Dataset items
####################

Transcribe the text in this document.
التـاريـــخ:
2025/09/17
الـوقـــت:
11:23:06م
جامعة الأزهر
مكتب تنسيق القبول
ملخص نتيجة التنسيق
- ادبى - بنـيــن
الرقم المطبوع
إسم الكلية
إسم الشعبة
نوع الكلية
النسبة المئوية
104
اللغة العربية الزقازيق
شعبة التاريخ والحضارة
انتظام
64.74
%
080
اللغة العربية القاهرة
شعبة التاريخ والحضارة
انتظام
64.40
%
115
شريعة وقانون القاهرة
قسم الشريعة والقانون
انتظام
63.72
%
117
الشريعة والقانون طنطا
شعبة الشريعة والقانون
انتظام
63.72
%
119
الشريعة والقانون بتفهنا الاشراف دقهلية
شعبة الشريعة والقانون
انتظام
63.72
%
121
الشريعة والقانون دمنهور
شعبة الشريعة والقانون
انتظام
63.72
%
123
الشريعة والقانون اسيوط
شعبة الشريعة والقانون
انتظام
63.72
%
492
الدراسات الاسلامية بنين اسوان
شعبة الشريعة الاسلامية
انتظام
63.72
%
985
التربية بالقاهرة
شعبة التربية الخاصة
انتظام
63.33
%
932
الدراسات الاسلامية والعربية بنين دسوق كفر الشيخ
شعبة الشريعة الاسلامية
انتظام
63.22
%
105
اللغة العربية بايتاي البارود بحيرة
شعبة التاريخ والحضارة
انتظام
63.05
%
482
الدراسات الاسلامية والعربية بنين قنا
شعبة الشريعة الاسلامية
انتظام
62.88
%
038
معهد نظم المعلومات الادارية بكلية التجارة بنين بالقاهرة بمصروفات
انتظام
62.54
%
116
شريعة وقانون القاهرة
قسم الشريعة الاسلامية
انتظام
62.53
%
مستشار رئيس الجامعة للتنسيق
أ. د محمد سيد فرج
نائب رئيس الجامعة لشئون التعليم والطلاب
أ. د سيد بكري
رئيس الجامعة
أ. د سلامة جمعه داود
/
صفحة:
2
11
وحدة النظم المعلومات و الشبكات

####################

▶ [PROBLEM STATEMENT]: Retype all of the data shown above, word for word.

▶ [ANSWER]:
Transcribe the text in this document.
التـاريـــخ:
2025/09/17
الـوقـــت:
11:23:06م
جامعة الأزهر
مكتب تنسيق القبول
ملخص نتيجة التنسيق
- ادبى - بنـيــن
الرقم المطبوع
إسم الكلية
إسم الشعبة
نوع الكلية
النسبة المئوية
104
اللغة العربية الزقازيق
شعبة التاريخ والحضارة
انتظام
64.74
%
080
اللغة العربية القاهرة
شعبة التاريخ والحضارة
انتظام
64.40
%
115
شريعة وقانون القاهرة
قسم الشريعة والقانون
انتظام
63.72
%
117
الشريعة والقانون طنطا
شعبة الشريعة والقانون
انتظام
63.72
%
119
الشريعة والقانون بتفهنا الاشراف دقهلية
شعبة الشريعة والقانون
انتظام
63.72
%
121
الشريعة والقانون دمنهور
شعبة الشريعة والقانون
انتظام
63.72
%
123
الشريعة والقانون اسيوط
شعبة الشريعة والقانون
انتظام
63.72
%
492
الدراسات الاسلامية بنين اسوان
شعبة الشريعة الاسلامية
انتظام
63.72
%
985
التربية بالقاهرة
شعبة التربية الخاصة
انتظام
63.33
%
932
الدراسات الاسلامية والعربية بنين دسوق كفر الشيخ
شعبة الشريعة الاسلامية
انتظام
63.22
%
105
اللغة العربية بايتاي البارود بحيرة
شعبة التاريخ والحضارة
انتظام
63.05
%
482
الدراسات الاسلامية والعربية بنين قنا
شعبة الشريعة الاسلامية
انتظام
62.88
%
038
معهد نظم المعلومات الادارية بكلية التجارة بنين بالقاهرة بمصروفات
انتظام
62.54
%
116
شريعة وقانون القاهرة
قسم الشريعة الاسلامية
انتظام
62.53
%
مستشار رئيس الجامعة للتنسيق
أ. د محمد سيد فرج
نائب رئيس الجامعة لشئون التعليم والطلاب
أ. د سيد بكري
رئيس الجامعة
أ. د سلامة جمعه داود
/
صفحة:
2
11
وحدة النظم المعلومات و الشبكات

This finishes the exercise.